* START RECORD SET *

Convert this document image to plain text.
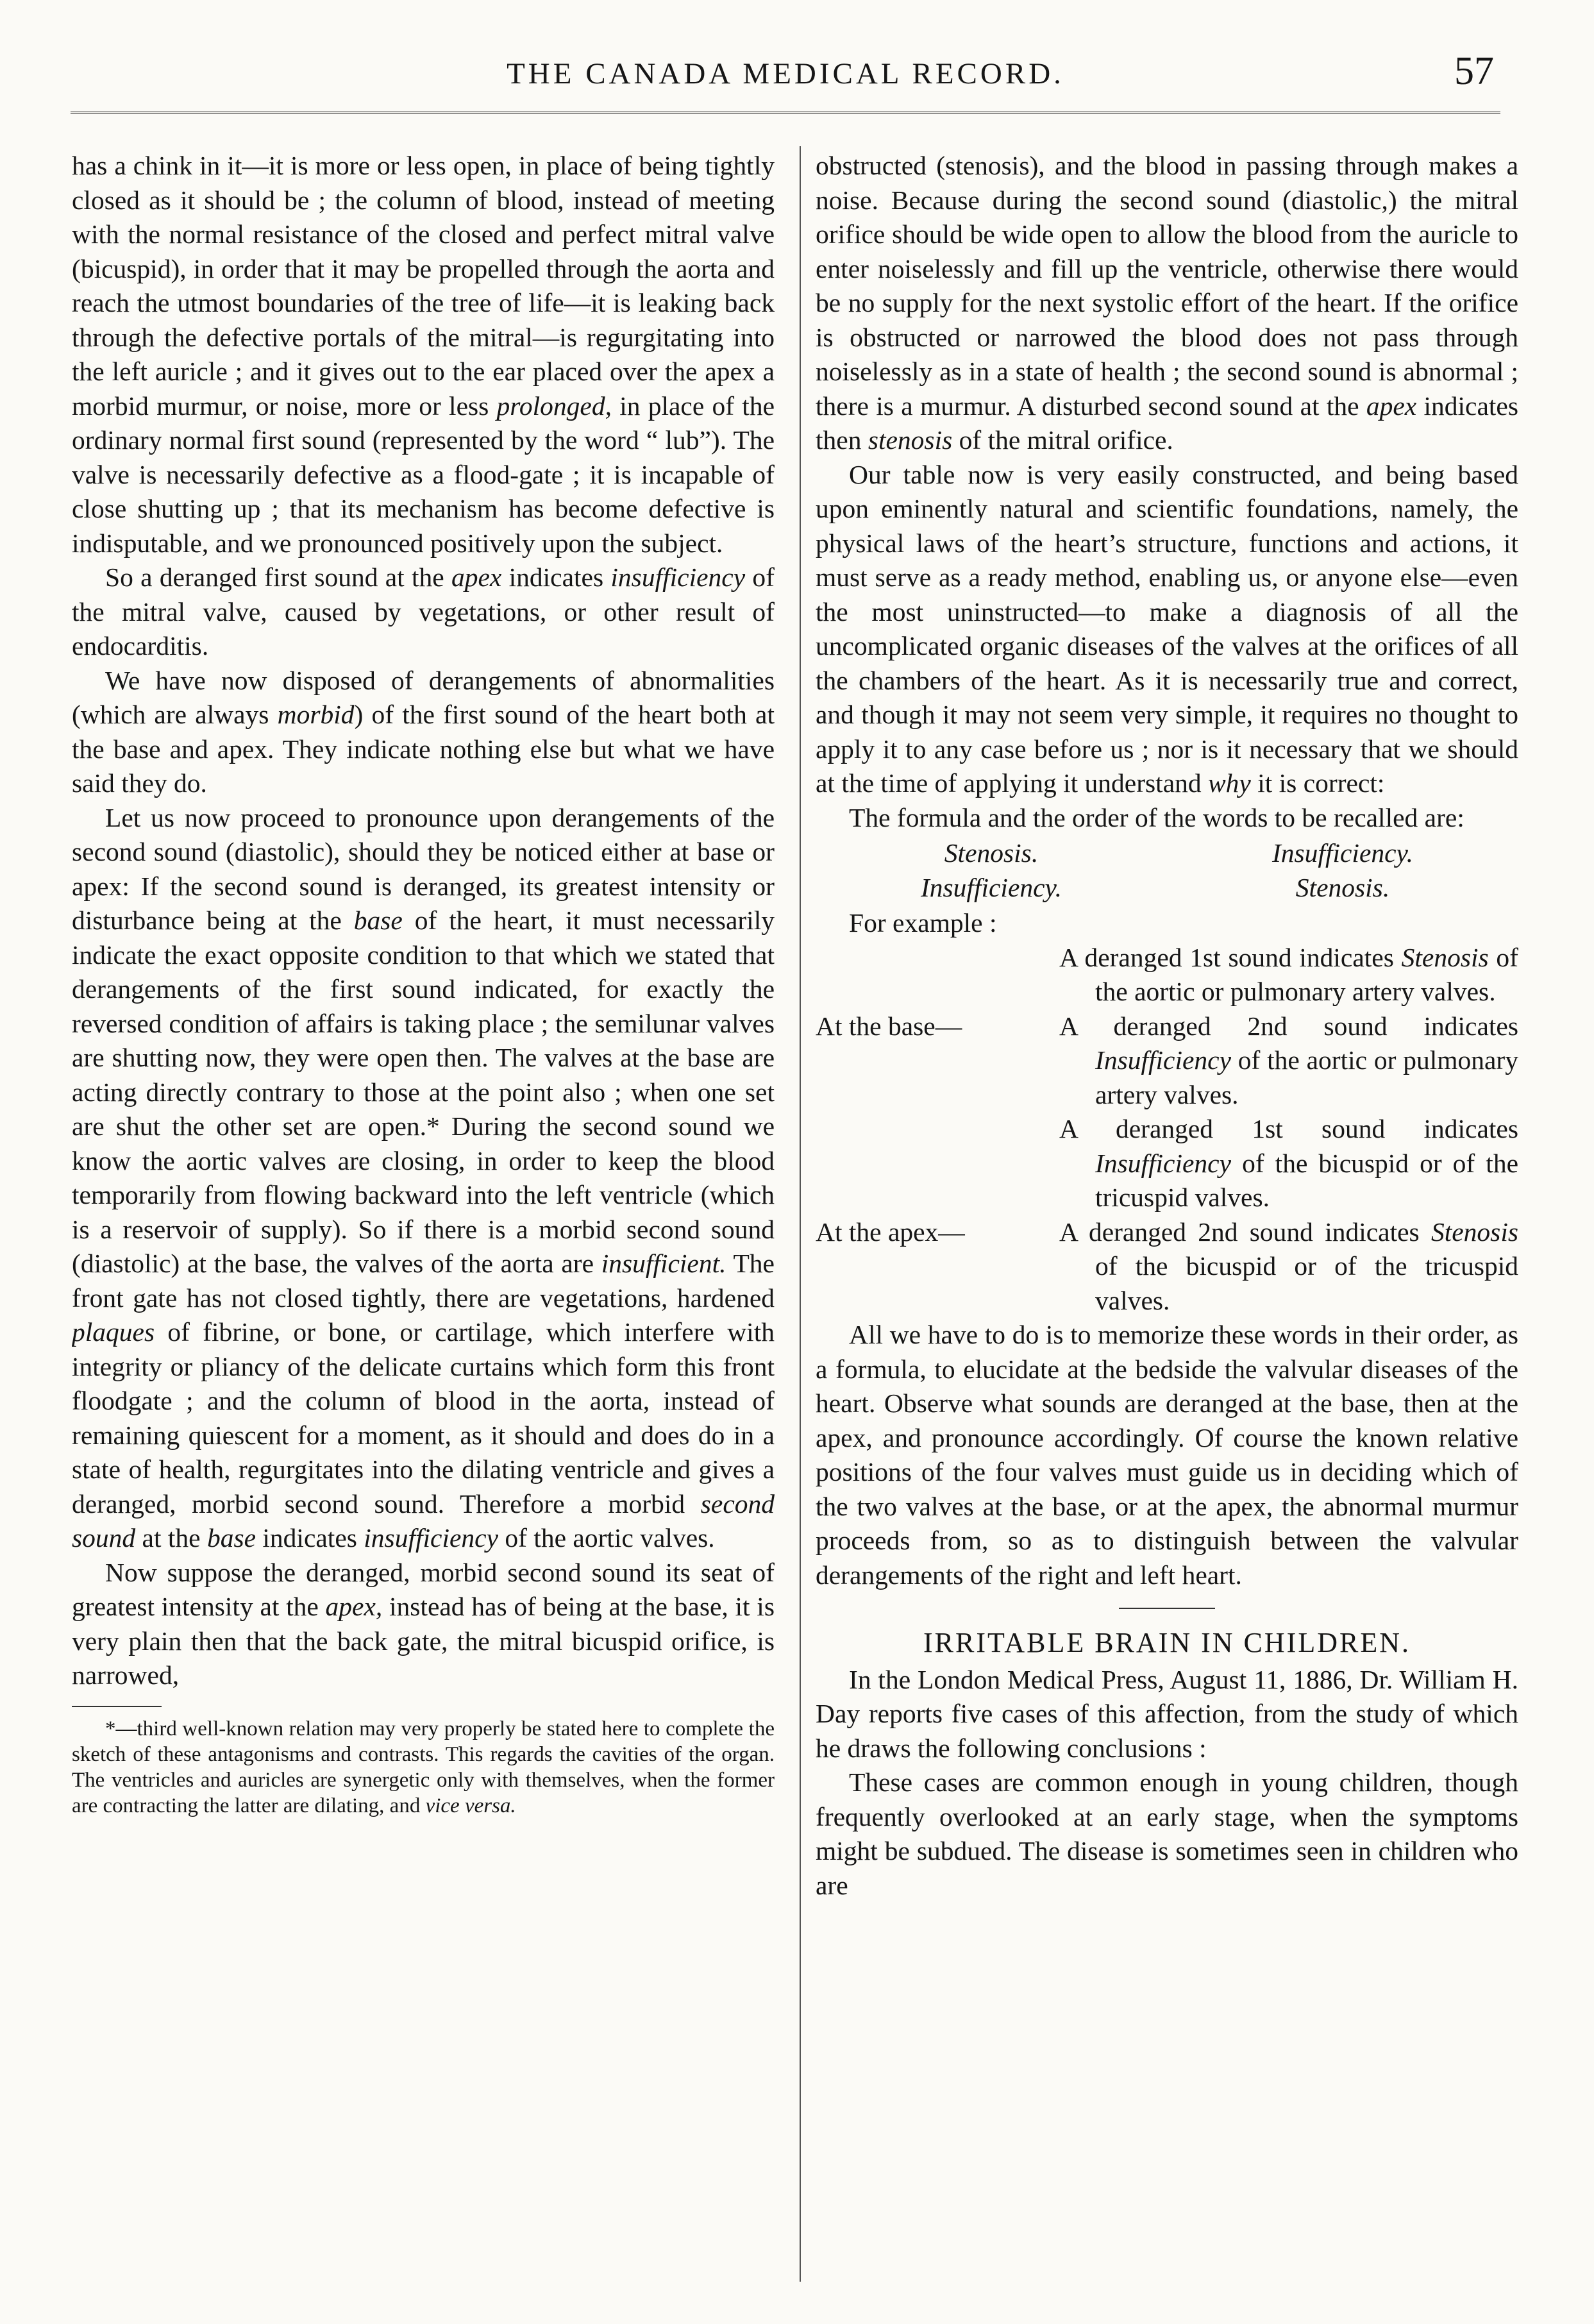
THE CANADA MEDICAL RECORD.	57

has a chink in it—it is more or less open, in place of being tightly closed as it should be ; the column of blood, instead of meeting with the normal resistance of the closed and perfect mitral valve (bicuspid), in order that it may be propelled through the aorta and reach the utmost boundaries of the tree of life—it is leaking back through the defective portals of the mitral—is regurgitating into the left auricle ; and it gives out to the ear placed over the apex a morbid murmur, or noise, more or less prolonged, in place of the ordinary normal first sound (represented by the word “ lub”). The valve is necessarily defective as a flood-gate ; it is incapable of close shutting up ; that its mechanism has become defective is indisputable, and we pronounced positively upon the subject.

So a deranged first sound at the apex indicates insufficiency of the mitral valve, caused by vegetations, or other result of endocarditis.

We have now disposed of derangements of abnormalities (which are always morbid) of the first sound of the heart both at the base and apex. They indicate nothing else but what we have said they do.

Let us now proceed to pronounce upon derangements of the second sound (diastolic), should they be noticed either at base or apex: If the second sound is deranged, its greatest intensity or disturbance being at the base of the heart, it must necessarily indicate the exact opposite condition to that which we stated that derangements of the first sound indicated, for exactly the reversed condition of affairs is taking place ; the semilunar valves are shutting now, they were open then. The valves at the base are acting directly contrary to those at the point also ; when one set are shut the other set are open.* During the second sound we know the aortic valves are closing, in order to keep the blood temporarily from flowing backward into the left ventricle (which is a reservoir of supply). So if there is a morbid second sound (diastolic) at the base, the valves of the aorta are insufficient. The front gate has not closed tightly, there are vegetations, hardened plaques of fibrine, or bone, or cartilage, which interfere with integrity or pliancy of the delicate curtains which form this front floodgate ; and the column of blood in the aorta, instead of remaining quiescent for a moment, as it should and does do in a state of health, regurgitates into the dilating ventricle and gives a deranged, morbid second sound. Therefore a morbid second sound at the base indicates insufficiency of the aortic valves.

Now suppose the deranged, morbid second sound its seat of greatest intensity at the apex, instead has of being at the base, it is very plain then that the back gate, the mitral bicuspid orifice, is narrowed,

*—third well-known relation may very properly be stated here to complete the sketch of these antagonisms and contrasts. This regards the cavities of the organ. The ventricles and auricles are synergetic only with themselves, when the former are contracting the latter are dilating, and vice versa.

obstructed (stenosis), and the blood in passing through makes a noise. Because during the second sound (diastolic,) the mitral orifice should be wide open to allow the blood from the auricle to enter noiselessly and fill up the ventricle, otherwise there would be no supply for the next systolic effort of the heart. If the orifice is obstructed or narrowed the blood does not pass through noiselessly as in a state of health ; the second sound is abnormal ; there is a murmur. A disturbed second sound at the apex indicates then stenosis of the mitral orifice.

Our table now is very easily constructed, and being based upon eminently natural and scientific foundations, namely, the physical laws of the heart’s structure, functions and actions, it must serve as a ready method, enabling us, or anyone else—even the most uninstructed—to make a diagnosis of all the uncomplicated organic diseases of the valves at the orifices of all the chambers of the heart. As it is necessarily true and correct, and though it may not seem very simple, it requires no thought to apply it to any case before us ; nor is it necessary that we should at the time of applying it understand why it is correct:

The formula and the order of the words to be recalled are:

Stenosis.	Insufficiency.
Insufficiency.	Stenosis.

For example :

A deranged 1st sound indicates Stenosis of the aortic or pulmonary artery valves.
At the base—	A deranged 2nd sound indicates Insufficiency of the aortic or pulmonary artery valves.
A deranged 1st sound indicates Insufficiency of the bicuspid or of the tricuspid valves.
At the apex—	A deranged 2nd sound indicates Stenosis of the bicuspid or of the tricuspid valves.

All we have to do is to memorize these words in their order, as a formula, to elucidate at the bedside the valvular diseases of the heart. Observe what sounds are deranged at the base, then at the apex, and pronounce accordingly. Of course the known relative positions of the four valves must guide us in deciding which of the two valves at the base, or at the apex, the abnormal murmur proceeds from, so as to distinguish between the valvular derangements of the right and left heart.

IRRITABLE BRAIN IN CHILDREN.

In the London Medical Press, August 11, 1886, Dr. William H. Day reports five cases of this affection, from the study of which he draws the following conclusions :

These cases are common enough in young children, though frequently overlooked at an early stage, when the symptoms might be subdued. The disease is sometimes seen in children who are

* END RECORD SET *

The answer is one number: how many lines of the material above contain "diseases".

### CORRECT RESULT
2